→ **Exercise prompt**:
Copy out each line exactly; pictures stay out of the copy.

→ **Data provided**:
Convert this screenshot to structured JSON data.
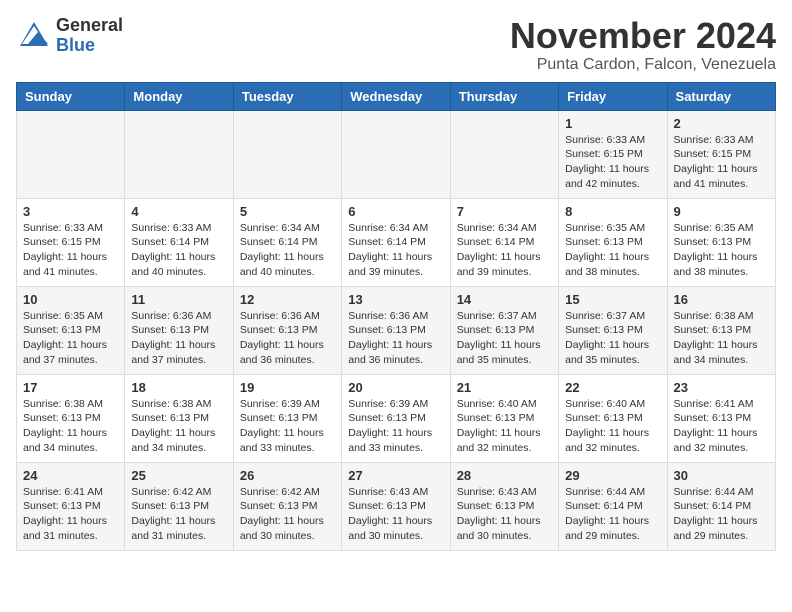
{
  "header": {
    "logo_general": "General",
    "logo_blue": "Blue",
    "title": "November 2024",
    "subtitle": "Punta Cardon, Falcon, Venezuela"
  },
  "weekdays": [
    "Sunday",
    "Monday",
    "Tuesday",
    "Wednesday",
    "Thursday",
    "Friday",
    "Saturday"
  ],
  "weeks": [
    [
      {
        "day": "",
        "info": ""
      },
      {
        "day": "",
        "info": ""
      },
      {
        "day": "",
        "info": ""
      },
      {
        "day": "",
        "info": ""
      },
      {
        "day": "",
        "info": ""
      },
      {
        "day": "1",
        "info": "Sunrise: 6:33 AM\nSunset: 6:15 PM\nDaylight: 11 hours and 42 minutes."
      },
      {
        "day": "2",
        "info": "Sunrise: 6:33 AM\nSunset: 6:15 PM\nDaylight: 11 hours and 41 minutes."
      }
    ],
    [
      {
        "day": "3",
        "info": "Sunrise: 6:33 AM\nSunset: 6:15 PM\nDaylight: 11 hours and 41 minutes."
      },
      {
        "day": "4",
        "info": "Sunrise: 6:33 AM\nSunset: 6:14 PM\nDaylight: 11 hours and 40 minutes."
      },
      {
        "day": "5",
        "info": "Sunrise: 6:34 AM\nSunset: 6:14 PM\nDaylight: 11 hours and 40 minutes."
      },
      {
        "day": "6",
        "info": "Sunrise: 6:34 AM\nSunset: 6:14 PM\nDaylight: 11 hours and 39 minutes."
      },
      {
        "day": "7",
        "info": "Sunrise: 6:34 AM\nSunset: 6:14 PM\nDaylight: 11 hours and 39 minutes."
      },
      {
        "day": "8",
        "info": "Sunrise: 6:35 AM\nSunset: 6:13 PM\nDaylight: 11 hours and 38 minutes."
      },
      {
        "day": "9",
        "info": "Sunrise: 6:35 AM\nSunset: 6:13 PM\nDaylight: 11 hours and 38 minutes."
      }
    ],
    [
      {
        "day": "10",
        "info": "Sunrise: 6:35 AM\nSunset: 6:13 PM\nDaylight: 11 hours and 37 minutes."
      },
      {
        "day": "11",
        "info": "Sunrise: 6:36 AM\nSunset: 6:13 PM\nDaylight: 11 hours and 37 minutes."
      },
      {
        "day": "12",
        "info": "Sunrise: 6:36 AM\nSunset: 6:13 PM\nDaylight: 11 hours and 36 minutes."
      },
      {
        "day": "13",
        "info": "Sunrise: 6:36 AM\nSunset: 6:13 PM\nDaylight: 11 hours and 36 minutes."
      },
      {
        "day": "14",
        "info": "Sunrise: 6:37 AM\nSunset: 6:13 PM\nDaylight: 11 hours and 35 minutes."
      },
      {
        "day": "15",
        "info": "Sunrise: 6:37 AM\nSunset: 6:13 PM\nDaylight: 11 hours and 35 minutes."
      },
      {
        "day": "16",
        "info": "Sunrise: 6:38 AM\nSunset: 6:13 PM\nDaylight: 11 hours and 34 minutes."
      }
    ],
    [
      {
        "day": "17",
        "info": "Sunrise: 6:38 AM\nSunset: 6:13 PM\nDaylight: 11 hours and 34 minutes."
      },
      {
        "day": "18",
        "info": "Sunrise: 6:38 AM\nSunset: 6:13 PM\nDaylight: 11 hours and 34 minutes."
      },
      {
        "day": "19",
        "info": "Sunrise: 6:39 AM\nSunset: 6:13 PM\nDaylight: 11 hours and 33 minutes."
      },
      {
        "day": "20",
        "info": "Sunrise: 6:39 AM\nSunset: 6:13 PM\nDaylight: 11 hours and 33 minutes."
      },
      {
        "day": "21",
        "info": "Sunrise: 6:40 AM\nSunset: 6:13 PM\nDaylight: 11 hours and 32 minutes."
      },
      {
        "day": "22",
        "info": "Sunrise: 6:40 AM\nSunset: 6:13 PM\nDaylight: 11 hours and 32 minutes."
      },
      {
        "day": "23",
        "info": "Sunrise: 6:41 AM\nSunset: 6:13 PM\nDaylight: 11 hours and 32 minutes."
      }
    ],
    [
      {
        "day": "24",
        "info": "Sunrise: 6:41 AM\nSunset: 6:13 PM\nDaylight: 11 hours and 31 minutes."
      },
      {
        "day": "25",
        "info": "Sunrise: 6:42 AM\nSunset: 6:13 PM\nDaylight: 11 hours and 31 minutes."
      },
      {
        "day": "26",
        "info": "Sunrise: 6:42 AM\nSunset: 6:13 PM\nDaylight: 11 hours and 30 minutes."
      },
      {
        "day": "27",
        "info": "Sunrise: 6:43 AM\nSunset: 6:13 PM\nDaylight: 11 hours and 30 minutes."
      },
      {
        "day": "28",
        "info": "Sunrise: 6:43 AM\nSunset: 6:13 PM\nDaylight: 11 hours and 30 minutes."
      },
      {
        "day": "29",
        "info": "Sunrise: 6:44 AM\nSunset: 6:14 PM\nDaylight: 11 hours and 29 minutes."
      },
      {
        "day": "30",
        "info": "Sunrise: 6:44 AM\nSunset: 6:14 PM\nDaylight: 11 hours and 29 minutes."
      }
    ]
  ]
}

→ **Exercise result**:
Convert this screenshot to structured JSON data.
{
  "header": {
    "logo_general": "General",
    "logo_blue": "Blue",
    "title": "November 2024",
    "subtitle": "Punta Cardon, Falcon, Venezuela"
  },
  "weekdays": [
    "Sunday",
    "Monday",
    "Tuesday",
    "Wednesday",
    "Thursday",
    "Friday",
    "Saturday"
  ],
  "weeks": [
    [
      {
        "day": "",
        "info": ""
      },
      {
        "day": "",
        "info": ""
      },
      {
        "day": "",
        "info": ""
      },
      {
        "day": "",
        "info": ""
      },
      {
        "day": "",
        "info": ""
      },
      {
        "day": "1",
        "info": "Sunrise: 6:33 AM\nSunset: 6:15 PM\nDaylight: 11 hours and 42 minutes."
      },
      {
        "day": "2",
        "info": "Sunrise: 6:33 AM\nSunset: 6:15 PM\nDaylight: 11 hours and 41 minutes."
      }
    ],
    [
      {
        "day": "3",
        "info": "Sunrise: 6:33 AM\nSunset: 6:15 PM\nDaylight: 11 hours and 41 minutes."
      },
      {
        "day": "4",
        "info": "Sunrise: 6:33 AM\nSunset: 6:14 PM\nDaylight: 11 hours and 40 minutes."
      },
      {
        "day": "5",
        "info": "Sunrise: 6:34 AM\nSunset: 6:14 PM\nDaylight: 11 hours and 40 minutes."
      },
      {
        "day": "6",
        "info": "Sunrise: 6:34 AM\nSunset: 6:14 PM\nDaylight: 11 hours and 39 minutes."
      },
      {
        "day": "7",
        "info": "Sunrise: 6:34 AM\nSunset: 6:14 PM\nDaylight: 11 hours and 39 minutes."
      },
      {
        "day": "8",
        "info": "Sunrise: 6:35 AM\nSunset: 6:13 PM\nDaylight: 11 hours and 38 minutes."
      },
      {
        "day": "9",
        "info": "Sunrise: 6:35 AM\nSunset: 6:13 PM\nDaylight: 11 hours and 38 minutes."
      }
    ],
    [
      {
        "day": "10",
        "info": "Sunrise: 6:35 AM\nSunset: 6:13 PM\nDaylight: 11 hours and 37 minutes."
      },
      {
        "day": "11",
        "info": "Sunrise: 6:36 AM\nSunset: 6:13 PM\nDaylight: 11 hours and 37 minutes."
      },
      {
        "day": "12",
        "info": "Sunrise: 6:36 AM\nSunset: 6:13 PM\nDaylight: 11 hours and 36 minutes."
      },
      {
        "day": "13",
        "info": "Sunrise: 6:36 AM\nSunset: 6:13 PM\nDaylight: 11 hours and 36 minutes."
      },
      {
        "day": "14",
        "info": "Sunrise: 6:37 AM\nSunset: 6:13 PM\nDaylight: 11 hours and 35 minutes."
      },
      {
        "day": "15",
        "info": "Sunrise: 6:37 AM\nSunset: 6:13 PM\nDaylight: 11 hours and 35 minutes."
      },
      {
        "day": "16",
        "info": "Sunrise: 6:38 AM\nSunset: 6:13 PM\nDaylight: 11 hours and 34 minutes."
      }
    ],
    [
      {
        "day": "17",
        "info": "Sunrise: 6:38 AM\nSunset: 6:13 PM\nDaylight: 11 hours and 34 minutes."
      },
      {
        "day": "18",
        "info": "Sunrise: 6:38 AM\nSunset: 6:13 PM\nDaylight: 11 hours and 34 minutes."
      },
      {
        "day": "19",
        "info": "Sunrise: 6:39 AM\nSunset: 6:13 PM\nDaylight: 11 hours and 33 minutes."
      },
      {
        "day": "20",
        "info": "Sunrise: 6:39 AM\nSunset: 6:13 PM\nDaylight: 11 hours and 33 minutes."
      },
      {
        "day": "21",
        "info": "Sunrise: 6:40 AM\nSunset: 6:13 PM\nDaylight: 11 hours and 32 minutes."
      },
      {
        "day": "22",
        "info": "Sunrise: 6:40 AM\nSunset: 6:13 PM\nDaylight: 11 hours and 32 minutes."
      },
      {
        "day": "23",
        "info": "Sunrise: 6:41 AM\nSunset: 6:13 PM\nDaylight: 11 hours and 32 minutes."
      }
    ],
    [
      {
        "day": "24",
        "info": "Sunrise: 6:41 AM\nSunset: 6:13 PM\nDaylight: 11 hours and 31 minutes."
      },
      {
        "day": "25",
        "info": "Sunrise: 6:42 AM\nSunset: 6:13 PM\nDaylight: 11 hours and 31 minutes."
      },
      {
        "day": "26",
        "info": "Sunrise: 6:42 AM\nSunset: 6:13 PM\nDaylight: 11 hours and 30 minutes."
      },
      {
        "day": "27",
        "info": "Sunrise: 6:43 AM\nSunset: 6:13 PM\nDaylight: 11 hours and 30 minutes."
      },
      {
        "day": "28",
        "info": "Sunrise: 6:43 AM\nSunset: 6:13 PM\nDaylight: 11 hours and 30 minutes."
      },
      {
        "day": "29",
        "info": "Sunrise: 6:44 AM\nSunset: 6:14 PM\nDaylight: 11 hours and 29 minutes."
      },
      {
        "day": "30",
        "info": "Sunrise: 6:44 AM\nSunset: 6:14 PM\nDaylight: 11 hours and 29 minutes."
      }
    ]
  ]
}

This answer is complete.